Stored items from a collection
--- Start ---

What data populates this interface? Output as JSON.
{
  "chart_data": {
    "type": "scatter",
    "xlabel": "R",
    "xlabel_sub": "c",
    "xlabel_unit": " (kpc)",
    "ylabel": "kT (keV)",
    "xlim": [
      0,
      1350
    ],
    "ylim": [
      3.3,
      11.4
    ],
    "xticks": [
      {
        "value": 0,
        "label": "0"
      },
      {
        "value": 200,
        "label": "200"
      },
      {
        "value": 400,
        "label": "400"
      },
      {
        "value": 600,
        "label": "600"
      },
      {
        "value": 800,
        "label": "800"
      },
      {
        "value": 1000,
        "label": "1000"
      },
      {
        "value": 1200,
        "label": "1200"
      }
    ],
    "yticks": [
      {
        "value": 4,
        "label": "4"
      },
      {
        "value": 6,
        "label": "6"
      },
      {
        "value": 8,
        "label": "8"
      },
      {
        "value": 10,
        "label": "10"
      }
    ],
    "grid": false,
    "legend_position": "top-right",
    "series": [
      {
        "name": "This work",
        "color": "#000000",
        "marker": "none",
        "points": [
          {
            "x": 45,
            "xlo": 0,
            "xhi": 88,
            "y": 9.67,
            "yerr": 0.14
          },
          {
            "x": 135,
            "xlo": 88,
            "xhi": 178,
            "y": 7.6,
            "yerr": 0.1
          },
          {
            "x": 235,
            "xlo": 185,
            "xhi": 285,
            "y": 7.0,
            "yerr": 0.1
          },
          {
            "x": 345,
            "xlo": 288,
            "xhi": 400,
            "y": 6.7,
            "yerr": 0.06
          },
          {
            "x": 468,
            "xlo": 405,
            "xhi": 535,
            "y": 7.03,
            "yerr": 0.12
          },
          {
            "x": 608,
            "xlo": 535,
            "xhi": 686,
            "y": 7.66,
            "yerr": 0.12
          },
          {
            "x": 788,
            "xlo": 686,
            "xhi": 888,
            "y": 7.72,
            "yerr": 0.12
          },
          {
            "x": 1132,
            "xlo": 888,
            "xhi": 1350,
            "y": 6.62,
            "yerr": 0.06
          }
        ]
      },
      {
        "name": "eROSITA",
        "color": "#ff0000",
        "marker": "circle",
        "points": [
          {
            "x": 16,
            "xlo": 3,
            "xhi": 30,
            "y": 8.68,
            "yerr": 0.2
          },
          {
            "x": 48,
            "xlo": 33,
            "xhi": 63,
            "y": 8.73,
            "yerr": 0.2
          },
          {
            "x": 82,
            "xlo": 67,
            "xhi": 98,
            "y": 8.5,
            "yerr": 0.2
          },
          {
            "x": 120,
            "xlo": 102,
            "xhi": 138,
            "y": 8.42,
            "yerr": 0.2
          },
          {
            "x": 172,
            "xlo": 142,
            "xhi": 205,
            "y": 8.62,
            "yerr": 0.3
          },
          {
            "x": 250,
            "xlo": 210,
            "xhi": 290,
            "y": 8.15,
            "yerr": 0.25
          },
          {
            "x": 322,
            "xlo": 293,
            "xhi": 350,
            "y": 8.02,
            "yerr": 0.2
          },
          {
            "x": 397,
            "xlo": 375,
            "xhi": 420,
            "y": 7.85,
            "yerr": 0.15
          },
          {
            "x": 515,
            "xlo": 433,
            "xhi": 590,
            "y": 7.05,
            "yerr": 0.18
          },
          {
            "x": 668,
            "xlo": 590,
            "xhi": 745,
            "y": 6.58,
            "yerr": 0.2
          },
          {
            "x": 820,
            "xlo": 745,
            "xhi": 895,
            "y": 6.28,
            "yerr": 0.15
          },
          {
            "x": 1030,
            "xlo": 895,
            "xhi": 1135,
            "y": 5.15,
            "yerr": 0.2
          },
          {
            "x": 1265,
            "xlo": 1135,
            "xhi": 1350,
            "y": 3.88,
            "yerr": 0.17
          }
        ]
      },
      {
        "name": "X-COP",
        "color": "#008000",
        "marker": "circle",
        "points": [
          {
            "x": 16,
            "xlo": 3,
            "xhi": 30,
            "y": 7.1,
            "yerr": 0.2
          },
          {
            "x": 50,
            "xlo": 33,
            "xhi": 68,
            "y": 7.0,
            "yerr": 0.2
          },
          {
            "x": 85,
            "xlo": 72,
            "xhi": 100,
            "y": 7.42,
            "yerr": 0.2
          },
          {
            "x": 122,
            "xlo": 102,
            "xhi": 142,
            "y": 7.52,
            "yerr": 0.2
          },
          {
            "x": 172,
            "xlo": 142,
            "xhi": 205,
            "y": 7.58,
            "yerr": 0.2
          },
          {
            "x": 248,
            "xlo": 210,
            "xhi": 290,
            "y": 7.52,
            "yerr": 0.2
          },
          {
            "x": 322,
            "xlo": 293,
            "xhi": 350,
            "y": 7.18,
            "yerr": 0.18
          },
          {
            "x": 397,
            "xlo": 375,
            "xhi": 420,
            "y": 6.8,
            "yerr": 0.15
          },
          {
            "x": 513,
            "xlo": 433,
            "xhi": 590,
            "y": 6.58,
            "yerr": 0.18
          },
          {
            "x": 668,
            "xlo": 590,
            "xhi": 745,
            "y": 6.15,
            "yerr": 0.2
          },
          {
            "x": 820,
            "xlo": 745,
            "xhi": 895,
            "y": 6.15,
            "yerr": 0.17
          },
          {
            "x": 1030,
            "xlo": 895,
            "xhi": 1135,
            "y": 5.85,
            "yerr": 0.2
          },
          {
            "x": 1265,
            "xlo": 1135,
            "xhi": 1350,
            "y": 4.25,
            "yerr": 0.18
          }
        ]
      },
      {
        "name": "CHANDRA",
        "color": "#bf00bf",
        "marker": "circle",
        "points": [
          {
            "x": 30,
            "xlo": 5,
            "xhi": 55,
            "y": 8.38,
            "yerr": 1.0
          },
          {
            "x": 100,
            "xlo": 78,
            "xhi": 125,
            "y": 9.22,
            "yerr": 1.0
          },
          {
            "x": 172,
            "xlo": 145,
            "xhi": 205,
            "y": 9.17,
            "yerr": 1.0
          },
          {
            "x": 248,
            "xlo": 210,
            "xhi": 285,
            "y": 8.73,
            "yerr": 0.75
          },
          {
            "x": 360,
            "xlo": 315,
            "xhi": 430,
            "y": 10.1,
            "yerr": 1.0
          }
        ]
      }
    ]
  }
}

--- End ---

Stated task
Reproduce the listing in full. Keep it exactly as written.

Exercise solution
What data populates this interface? Output as JSON.
{
  "chart_data": {
    "type": "scatter",
    "xlabel": "R",
    "xlabel_sub": "c",
    "xlabel_unit": " (kpc)",
    "ylabel": "kT (keV)",
    "xlim": [
      0,
      1350
    ],
    "ylim": [
      3.3,
      11.4
    ],
    "xticks": [
      {
        "value": 0,
        "label": "0"
      },
      {
        "value": 200,
        "label": "200"
      },
      {
        "value": 400,
        "label": "400"
      },
      {
        "value": 600,
        "label": "600"
      },
      {
        "value": 800,
        "label": "800"
      },
      {
        "value": 1000,
        "label": "1000"
      },
      {
        "value": 1200,
        "label": "1200"
      }
    ],
    "yticks": [
      {
        "value": 4,
        "label": "4"
      },
      {
        "value": 6,
        "label": "6"
      },
      {
        "value": 8,
        "label": "8"
      },
      {
        "value": 10,
        "label": "10"
      }
    ],
    "grid": false,
    "legend_position": "top-right",
    "series": [
      {
        "name": "This work",
        "color": "#000000",
        "marker": "none",
        "points": [
          {
            "x": 45,
            "xlo": 0,
            "xhi": 88,
            "y": 9.67,
            "yerr": 0.14
          },
          {
            "x": 135,
            "xlo": 88,
            "xhi": 178,
            "y": 7.6,
            "yerr": 0.1
          },
          {
            "x": 235,
            "xlo": 185,
            "xhi": 285,
            "y": 7.0,
            "yerr": 0.1
          },
          {
            "x": 345,
            "xlo": 288,
            "xhi": 400,
            "y": 6.7,
            "yerr": 0.06
          },
          {
            "x": 468,
            "xlo": 405,
            "xhi": 535,
            "y": 7.03,
            "yerr": 0.12
          },
          {
            "x": 608,
            "xlo": 535,
            "xhi": 686,
            "y": 7.66,
            "yerr": 0.12
          },
          {
            "x": 788,
            "xlo": 686,
            "xhi": 888,
            "y": 7.72,
            "yerr": 0.12
          },
          {
            "x": 1132,
            "xlo": 888,
            "xhi": 1350,
            "y": 6.62,
            "yerr": 0.06
          }
        ]
      },
      {
        "name": "eROSITA",
        "color": "#ff0000",
        "marker": "circle",
        "points": [
          {
            "x": 16,
            "xlo": 3,
            "xhi": 30,
            "y": 8.68,
            "yerr": 0.2
          },
          {
            "x": 48,
            "xlo": 33,
            "xhi": 63,
            "y": 8.73,
            "yerr": 0.2
          },
          {
            "x": 82,
            "xlo": 67,
            "xhi": 98,
            "y": 8.5,
            "yerr": 0.2
          },
          {
            "x": 120,
            "xlo": 102,
            "xhi": 138,
            "y": 8.42,
            "yerr": 0.2
          },
          {
            "x": 172,
            "xlo": 142,
            "xhi": 205,
            "y": 8.62,
            "yerr": 0.3
          },
          {
            "x": 250,
            "xlo": 210,
            "xhi": 290,
            "y": 8.15,
            "yerr": 0.25
          },
          {
            "x": 322,
            "xlo": 293,
            "xhi": 350,
            "y": 8.02,
            "yerr": 0.2
          },
          {
            "x": 397,
            "xlo": 375,
            "xhi": 420,
            "y": 7.85,
            "yerr": 0.15
          },
          {
            "x": 515,
            "xlo": 433,
            "xhi": 590,
            "y": 7.05,
            "yerr": 0.18
          },
          {
            "x": 668,
            "xlo": 590,
            "xhi": 745,
            "y": 6.58,
            "yerr": 0.2
          },
          {
            "x": 820,
            "xlo": 745,
            "xhi": 895,
            "y": 6.28,
            "yerr": 0.15
          },
          {
            "x": 1030,
            "xlo": 895,
            "xhi": 1135,
            "y": 5.15,
            "yerr": 0.2
          },
          {
            "x": 1265,
            "xlo": 1135,
            "xhi": 1350,
            "y": 3.88,
            "yerr": 0.17
          }
        ]
      },
      {
        "name": "X-COP",
        "color": "#008000",
        "marker": "circle",
        "points": [
          {
            "x": 16,
            "xlo": 3,
            "xhi": 30,
            "y": 7.1,
            "yerr": 0.2
          },
          {
            "x": 50,
            "xlo": 33,
            "xhi": 68,
            "y": 7.0,
            "yerr": 0.2
          },
          {
            "x": 85,
            "xlo": 72,
            "xhi": 100,
            "y": 7.42,
            "yerr": 0.2
          },
          {
            "x": 122,
            "xlo": 102,
            "xhi": 142,
            "y": 7.52,
            "yerr": 0.2
          },
          {
            "x": 172,
            "xlo": 142,
            "xhi": 205,
            "y": 7.58,
            "yerr": 0.2
          },
          {
            "x": 248,
            "xlo": 210,
            "xhi": 290,
            "y": 7.52,
            "yerr": 0.2
          },
          {
            "x": 322,
            "xlo": 293,
            "xhi": 350,
            "y": 7.18,
            "yerr": 0.18
          },
          {
            "x": 397,
            "xlo": 375,
            "xhi": 420,
            "y": 6.8,
            "yerr": 0.15
          },
          {
            "x": 513,
            "xlo": 433,
            "xhi": 590,
            "y": 6.58,
            "yerr": 0.18
          },
          {
            "x": 668,
            "xlo": 590,
            "xhi": 745,
            "y": 6.15,
            "yerr": 0.2
          },
          {
            "x": 820,
            "xlo": 745,
            "xhi": 895,
            "y": 6.15,
            "yerr": 0.17
          },
          {
            "x": 1030,
            "xlo": 895,
            "xhi": 1135,
            "y": 5.85,
            "yerr": 0.2
          },
          {
            "x": 1265,
            "xlo": 1135,
            "xhi": 1350,
            "y": 4.25,
            "yerr": 0.18
          }
        ]
      },
      {
        "name": "CHANDRA",
        "color": "#bf00bf",
        "marker": "circle",
        "points": [
          {
            "x": 30,
            "xlo": 5,
            "xhi": 55,
            "y": 8.38,
            "yerr": 1.0
          },
          {
            "x": 100,
            "xlo": 78,
            "xhi": 125,
            "y": 9.22,
            "yerr": 1.0
          },
          {
            "x": 172,
            "xlo": 145,
            "xhi": 205,
            "y": 9.17,
            "yerr": 1.0
          },
          {
            "x": 248,
            "xlo": 210,
            "xhi": 285,
            "y": 8.73,
            "yerr": 0.75
          },
          {
            "x": 360,
            "xlo": 315,
            "xhi": 430,
            "y": 10.1,
            "yerr": 1.0
          }
        ]
      }
    ]
  }
}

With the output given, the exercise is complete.